**GIVEN TEXT**
+++

It’s strange to think millions of people who visit Brussels hunt out a statue of a little boy urinating into a fountain. Stranger still, to think they might search for a similar statue of a little girl doing the same. And yet, that’s just what I found myself doing when I visited the city.
Mannekin Pis is a statue known worldwide. The origins of the statue are sketchy, but some of the theories will certainly bring a smile to your face. The popular story told to tourists is of a merchant who was visiting the city with his family when his young son went missing. They searched frantically for him, only to discover him urinating in a garden. As a token of thanks for helping to find his son, the merchant donated the statue to the city.Whatever the true story may be, the statue has been in Brussels since 1619 and although it has been stolen several times, it has always been replaced. It is now as much an icon of the city as the beer and chocolate, and the locals like to dress the statue up for special occasions. In fact, there’s even a museum you can visit to see all of the outfits he’s worn!

+++

[Stored records]
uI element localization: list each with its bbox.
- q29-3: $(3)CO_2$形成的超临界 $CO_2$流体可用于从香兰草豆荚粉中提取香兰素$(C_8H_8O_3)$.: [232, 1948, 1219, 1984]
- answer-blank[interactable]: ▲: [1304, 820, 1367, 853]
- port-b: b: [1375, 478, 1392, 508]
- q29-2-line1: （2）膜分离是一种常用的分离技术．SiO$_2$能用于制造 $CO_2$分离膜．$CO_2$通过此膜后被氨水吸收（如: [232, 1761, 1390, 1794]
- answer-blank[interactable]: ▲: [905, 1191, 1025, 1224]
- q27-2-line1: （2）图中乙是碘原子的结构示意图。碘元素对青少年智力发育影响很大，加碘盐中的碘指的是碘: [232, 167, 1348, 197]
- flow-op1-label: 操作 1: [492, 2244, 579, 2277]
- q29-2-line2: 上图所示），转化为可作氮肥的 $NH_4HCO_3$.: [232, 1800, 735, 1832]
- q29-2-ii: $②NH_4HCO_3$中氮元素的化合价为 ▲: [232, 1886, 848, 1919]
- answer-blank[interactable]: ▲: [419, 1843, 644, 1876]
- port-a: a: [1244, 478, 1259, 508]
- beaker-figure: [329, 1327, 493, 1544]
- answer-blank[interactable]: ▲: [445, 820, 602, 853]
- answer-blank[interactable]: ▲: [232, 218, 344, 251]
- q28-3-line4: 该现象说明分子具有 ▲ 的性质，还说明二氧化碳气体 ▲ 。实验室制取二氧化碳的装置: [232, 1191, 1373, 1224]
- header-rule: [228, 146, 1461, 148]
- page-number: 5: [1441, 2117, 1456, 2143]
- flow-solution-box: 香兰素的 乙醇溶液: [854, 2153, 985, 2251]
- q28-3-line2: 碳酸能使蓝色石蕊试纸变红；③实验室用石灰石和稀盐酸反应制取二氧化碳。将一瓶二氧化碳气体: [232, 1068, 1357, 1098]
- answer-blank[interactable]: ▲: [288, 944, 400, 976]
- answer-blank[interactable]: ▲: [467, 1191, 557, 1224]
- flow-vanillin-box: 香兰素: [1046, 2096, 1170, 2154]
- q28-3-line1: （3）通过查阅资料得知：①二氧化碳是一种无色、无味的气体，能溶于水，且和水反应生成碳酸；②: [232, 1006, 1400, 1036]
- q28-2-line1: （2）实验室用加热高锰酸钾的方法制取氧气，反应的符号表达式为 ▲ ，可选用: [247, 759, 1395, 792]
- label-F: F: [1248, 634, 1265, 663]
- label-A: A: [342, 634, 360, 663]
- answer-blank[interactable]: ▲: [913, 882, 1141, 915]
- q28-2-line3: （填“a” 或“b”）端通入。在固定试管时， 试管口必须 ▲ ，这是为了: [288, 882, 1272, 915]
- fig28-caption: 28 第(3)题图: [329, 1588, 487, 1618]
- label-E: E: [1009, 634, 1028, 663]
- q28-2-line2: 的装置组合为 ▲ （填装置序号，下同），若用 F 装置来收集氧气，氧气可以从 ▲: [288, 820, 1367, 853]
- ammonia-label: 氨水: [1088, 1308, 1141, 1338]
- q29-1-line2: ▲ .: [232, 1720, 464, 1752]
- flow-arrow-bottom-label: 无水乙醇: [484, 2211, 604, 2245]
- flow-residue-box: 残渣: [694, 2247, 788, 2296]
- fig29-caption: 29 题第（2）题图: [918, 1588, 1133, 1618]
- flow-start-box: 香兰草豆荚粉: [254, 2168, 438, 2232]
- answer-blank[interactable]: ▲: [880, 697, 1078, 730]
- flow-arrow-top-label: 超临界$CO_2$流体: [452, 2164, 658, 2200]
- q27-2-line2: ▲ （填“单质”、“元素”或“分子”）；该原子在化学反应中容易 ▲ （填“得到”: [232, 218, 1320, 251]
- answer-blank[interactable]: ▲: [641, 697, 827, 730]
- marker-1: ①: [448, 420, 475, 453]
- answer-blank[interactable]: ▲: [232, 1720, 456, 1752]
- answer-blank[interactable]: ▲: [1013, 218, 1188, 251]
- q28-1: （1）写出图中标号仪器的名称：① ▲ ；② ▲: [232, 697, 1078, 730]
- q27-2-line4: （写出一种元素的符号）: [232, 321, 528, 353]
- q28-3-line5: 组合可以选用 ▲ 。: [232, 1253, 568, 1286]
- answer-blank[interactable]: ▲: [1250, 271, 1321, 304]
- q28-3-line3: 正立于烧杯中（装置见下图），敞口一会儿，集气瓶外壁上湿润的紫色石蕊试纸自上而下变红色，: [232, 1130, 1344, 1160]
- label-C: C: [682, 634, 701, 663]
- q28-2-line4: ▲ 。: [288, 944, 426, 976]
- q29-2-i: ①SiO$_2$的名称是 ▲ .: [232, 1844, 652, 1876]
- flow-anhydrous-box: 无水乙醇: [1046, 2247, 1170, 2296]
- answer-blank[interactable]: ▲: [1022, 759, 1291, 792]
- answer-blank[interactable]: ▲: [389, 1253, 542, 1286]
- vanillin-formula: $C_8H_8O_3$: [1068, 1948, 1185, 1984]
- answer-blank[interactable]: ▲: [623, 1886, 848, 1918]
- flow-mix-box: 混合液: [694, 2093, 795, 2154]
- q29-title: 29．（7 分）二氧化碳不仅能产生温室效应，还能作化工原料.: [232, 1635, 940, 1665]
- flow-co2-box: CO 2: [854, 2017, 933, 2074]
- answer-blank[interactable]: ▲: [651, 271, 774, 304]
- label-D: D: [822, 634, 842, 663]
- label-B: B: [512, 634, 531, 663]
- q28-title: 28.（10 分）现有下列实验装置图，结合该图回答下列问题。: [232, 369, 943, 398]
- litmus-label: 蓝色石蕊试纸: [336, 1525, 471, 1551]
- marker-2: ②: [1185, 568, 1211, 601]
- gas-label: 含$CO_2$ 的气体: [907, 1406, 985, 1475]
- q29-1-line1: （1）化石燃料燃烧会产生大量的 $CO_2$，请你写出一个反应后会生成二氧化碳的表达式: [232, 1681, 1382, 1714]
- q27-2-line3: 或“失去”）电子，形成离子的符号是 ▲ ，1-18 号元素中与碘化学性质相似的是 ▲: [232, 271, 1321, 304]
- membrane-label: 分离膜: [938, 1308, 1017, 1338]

+++

**REQUIRED WORK**
(a) According to the passage about the Brussels statue, since what year has the statue been in the city?
(b) Pick up the passage about the Brussels statue right after its final sentence and keep writing.
None of the stored records are needed for this work.

**TASK-BY-TASK ANSWERS**
(a) Since 1619.

(b)
The lesser-known statue of Jeanneke Pis is tucked away in a side street of Brussels, amongst the hustle and bustle of the surrounding restaurants and pubs. Making an appearance in 1987, she was intended to be the female counterpart to Manneken Pis, and is a statue of a small girl urinating in a fountain. A bit more tricky to find than Manneken Pis, Jeanneke Pis is tucked away down a side street just a few minutes walk away. Bars cover the statue to protect it from vandalism, and there’s a good chance you’ll be swarmed by a tour group if you stay in the deadend street too long.While I was in Brussels, I went on the hunt to see the two statues. Manneken Pis was pretty easy to find, and for the most part I just followed the crowds. The statue itself is on a street corner close to Grote Markt, and both times I visited there was a small crowd jostling for a photo – bit of a giveaway of where the statue is. Jeanneke Pis, on the other hand, was tricky to find. I had it marked on the map where the statue is, but what the map didn’t show is that the street only has one way in. This meant that my boyfriend and I tried to approach from the other street, only to find that there was a wall where I thought the street should be.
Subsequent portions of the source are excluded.